§ Written task
Look below and pull out each line with the word "GROWTH".

Excerpts from a figure dataset:
•••
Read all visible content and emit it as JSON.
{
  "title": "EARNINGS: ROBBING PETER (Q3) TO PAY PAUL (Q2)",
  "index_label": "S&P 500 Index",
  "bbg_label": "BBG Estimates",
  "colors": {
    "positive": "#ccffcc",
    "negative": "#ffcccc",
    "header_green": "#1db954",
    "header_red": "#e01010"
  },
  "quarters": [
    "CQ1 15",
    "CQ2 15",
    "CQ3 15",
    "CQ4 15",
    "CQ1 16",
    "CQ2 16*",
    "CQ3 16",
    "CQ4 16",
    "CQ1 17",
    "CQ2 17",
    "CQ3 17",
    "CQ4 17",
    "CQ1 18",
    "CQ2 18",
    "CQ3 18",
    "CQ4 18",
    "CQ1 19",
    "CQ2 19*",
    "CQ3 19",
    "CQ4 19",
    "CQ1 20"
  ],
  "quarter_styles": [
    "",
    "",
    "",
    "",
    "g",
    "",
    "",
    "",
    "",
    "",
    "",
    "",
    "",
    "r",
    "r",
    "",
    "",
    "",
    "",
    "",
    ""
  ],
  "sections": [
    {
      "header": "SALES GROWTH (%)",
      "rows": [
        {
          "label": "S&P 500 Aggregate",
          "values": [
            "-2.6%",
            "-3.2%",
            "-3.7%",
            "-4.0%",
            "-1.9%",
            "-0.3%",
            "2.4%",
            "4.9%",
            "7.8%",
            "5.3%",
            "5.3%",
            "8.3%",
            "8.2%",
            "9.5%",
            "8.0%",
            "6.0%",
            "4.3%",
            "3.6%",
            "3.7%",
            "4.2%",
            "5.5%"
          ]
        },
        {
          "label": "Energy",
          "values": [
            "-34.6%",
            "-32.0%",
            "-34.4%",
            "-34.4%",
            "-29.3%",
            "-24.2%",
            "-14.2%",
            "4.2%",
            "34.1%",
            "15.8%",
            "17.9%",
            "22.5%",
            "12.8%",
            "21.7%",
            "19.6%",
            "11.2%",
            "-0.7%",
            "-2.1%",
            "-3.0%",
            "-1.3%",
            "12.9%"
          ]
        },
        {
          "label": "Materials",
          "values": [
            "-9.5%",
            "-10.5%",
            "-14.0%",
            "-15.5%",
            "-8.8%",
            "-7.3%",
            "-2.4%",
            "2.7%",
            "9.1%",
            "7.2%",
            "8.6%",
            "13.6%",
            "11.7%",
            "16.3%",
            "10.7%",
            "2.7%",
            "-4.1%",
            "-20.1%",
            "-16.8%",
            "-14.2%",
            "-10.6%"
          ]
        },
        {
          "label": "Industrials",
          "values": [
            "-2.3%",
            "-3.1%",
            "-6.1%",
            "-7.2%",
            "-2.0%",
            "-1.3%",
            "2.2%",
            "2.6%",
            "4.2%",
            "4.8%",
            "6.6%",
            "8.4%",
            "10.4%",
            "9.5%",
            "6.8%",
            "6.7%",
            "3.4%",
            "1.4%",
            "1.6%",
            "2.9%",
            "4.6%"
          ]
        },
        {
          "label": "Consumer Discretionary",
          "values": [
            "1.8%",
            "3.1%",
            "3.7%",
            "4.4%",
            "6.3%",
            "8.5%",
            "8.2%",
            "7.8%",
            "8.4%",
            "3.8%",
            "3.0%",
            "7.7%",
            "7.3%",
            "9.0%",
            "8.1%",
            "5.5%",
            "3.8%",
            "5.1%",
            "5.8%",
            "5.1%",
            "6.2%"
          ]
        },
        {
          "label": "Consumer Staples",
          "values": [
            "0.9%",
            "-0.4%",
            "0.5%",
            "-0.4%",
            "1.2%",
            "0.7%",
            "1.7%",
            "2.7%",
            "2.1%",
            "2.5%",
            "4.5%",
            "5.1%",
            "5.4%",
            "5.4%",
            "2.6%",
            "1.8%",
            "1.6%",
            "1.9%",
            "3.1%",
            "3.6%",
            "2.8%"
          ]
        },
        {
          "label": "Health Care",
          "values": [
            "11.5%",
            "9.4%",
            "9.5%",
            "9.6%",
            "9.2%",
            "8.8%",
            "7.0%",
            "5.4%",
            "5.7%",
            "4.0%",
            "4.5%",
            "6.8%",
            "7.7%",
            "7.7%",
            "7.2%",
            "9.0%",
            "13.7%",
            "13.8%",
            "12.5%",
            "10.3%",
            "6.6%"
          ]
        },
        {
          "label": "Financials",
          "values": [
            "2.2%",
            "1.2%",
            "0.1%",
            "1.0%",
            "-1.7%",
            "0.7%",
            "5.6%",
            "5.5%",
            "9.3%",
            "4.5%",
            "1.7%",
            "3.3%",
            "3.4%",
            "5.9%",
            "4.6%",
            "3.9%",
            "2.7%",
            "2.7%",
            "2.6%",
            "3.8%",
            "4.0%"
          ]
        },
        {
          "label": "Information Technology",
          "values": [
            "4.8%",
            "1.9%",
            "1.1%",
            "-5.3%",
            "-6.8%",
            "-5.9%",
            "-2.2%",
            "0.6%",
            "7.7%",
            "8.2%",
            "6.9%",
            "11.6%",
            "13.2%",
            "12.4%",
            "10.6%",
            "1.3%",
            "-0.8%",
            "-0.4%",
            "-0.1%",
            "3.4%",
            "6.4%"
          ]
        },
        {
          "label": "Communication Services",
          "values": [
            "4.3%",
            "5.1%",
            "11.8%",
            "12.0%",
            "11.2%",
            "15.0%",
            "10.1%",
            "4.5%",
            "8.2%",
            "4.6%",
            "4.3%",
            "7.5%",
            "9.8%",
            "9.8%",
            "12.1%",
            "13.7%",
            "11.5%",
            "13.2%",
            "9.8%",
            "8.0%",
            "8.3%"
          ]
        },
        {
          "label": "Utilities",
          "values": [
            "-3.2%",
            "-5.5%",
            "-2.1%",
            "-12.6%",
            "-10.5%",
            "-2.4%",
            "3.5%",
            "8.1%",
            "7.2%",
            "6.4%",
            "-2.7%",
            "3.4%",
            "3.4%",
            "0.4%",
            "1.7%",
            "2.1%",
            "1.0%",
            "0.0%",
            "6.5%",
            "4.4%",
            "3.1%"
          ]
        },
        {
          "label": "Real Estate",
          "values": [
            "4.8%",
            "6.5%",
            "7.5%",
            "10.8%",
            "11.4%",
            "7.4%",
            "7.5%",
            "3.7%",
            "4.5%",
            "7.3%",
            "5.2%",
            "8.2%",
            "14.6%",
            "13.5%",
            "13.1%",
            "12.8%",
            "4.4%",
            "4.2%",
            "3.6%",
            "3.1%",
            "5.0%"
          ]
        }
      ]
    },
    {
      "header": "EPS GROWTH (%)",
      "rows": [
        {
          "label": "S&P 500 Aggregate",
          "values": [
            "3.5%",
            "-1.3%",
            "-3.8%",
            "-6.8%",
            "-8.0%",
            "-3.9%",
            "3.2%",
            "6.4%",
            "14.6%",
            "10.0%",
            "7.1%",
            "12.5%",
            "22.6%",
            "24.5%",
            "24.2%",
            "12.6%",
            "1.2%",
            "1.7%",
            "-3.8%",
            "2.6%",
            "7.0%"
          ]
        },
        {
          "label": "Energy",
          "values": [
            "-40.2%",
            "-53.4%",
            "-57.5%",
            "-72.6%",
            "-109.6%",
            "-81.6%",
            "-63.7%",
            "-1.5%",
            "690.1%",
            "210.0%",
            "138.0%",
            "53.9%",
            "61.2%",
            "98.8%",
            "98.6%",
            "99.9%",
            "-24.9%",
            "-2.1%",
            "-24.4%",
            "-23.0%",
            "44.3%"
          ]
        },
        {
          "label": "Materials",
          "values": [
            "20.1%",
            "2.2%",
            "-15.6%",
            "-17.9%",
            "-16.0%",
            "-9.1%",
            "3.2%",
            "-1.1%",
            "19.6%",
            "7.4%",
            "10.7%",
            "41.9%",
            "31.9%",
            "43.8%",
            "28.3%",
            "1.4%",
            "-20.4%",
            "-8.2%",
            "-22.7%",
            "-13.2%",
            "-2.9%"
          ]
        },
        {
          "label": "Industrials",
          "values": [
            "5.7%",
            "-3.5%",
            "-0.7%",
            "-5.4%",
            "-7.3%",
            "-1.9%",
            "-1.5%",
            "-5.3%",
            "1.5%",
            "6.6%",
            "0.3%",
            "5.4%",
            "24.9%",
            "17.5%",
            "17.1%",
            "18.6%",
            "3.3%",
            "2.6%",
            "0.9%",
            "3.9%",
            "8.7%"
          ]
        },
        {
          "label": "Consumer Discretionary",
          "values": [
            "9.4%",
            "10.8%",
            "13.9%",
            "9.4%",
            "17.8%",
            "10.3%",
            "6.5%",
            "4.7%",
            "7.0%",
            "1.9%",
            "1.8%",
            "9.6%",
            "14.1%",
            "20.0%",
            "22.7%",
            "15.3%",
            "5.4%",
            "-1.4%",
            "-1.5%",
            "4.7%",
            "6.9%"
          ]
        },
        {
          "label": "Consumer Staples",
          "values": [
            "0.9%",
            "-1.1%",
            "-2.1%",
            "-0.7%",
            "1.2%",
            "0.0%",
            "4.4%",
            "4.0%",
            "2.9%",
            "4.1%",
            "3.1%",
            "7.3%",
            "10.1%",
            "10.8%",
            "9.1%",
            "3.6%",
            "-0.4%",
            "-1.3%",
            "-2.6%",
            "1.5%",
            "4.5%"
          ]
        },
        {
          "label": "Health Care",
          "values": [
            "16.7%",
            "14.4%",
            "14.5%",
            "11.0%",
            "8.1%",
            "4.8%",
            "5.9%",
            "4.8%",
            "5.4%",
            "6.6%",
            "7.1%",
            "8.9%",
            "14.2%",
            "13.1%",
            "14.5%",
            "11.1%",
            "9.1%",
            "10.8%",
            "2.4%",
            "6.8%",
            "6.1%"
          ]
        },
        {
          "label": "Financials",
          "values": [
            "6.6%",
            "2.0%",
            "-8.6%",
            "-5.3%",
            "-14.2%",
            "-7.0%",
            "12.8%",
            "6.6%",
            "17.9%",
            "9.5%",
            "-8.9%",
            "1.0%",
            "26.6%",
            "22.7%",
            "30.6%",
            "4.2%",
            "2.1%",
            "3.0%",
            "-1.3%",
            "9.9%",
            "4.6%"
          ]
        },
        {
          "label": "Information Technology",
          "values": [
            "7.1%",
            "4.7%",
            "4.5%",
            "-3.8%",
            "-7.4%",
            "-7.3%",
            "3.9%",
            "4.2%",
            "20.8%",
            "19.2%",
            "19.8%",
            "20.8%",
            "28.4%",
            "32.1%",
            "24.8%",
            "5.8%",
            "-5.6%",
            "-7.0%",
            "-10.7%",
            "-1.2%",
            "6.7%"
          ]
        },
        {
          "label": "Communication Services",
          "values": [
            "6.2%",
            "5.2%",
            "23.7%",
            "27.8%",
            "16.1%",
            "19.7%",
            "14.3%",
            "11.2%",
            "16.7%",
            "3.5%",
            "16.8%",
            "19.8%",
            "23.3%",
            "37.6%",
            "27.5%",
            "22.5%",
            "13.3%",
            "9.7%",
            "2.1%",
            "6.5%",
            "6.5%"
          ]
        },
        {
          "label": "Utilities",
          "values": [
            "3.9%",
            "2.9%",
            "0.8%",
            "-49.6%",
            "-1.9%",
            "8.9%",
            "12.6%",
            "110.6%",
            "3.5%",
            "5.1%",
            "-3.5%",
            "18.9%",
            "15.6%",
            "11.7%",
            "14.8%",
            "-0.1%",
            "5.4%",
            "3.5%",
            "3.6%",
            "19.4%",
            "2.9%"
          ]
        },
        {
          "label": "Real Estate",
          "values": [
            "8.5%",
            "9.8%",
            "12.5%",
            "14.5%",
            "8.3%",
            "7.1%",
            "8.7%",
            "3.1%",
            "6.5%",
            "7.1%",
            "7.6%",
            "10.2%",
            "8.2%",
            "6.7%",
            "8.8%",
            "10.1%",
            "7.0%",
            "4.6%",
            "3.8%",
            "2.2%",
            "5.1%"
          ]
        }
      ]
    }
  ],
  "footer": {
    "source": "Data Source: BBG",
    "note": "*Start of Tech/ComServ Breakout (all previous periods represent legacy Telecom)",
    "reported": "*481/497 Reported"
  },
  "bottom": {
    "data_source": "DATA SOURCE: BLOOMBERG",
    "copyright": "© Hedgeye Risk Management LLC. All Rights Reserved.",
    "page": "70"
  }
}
•••
§ Solution below
      "header": "SALES GROWTH (%)",
      "header": "EPS GROWTH (%)",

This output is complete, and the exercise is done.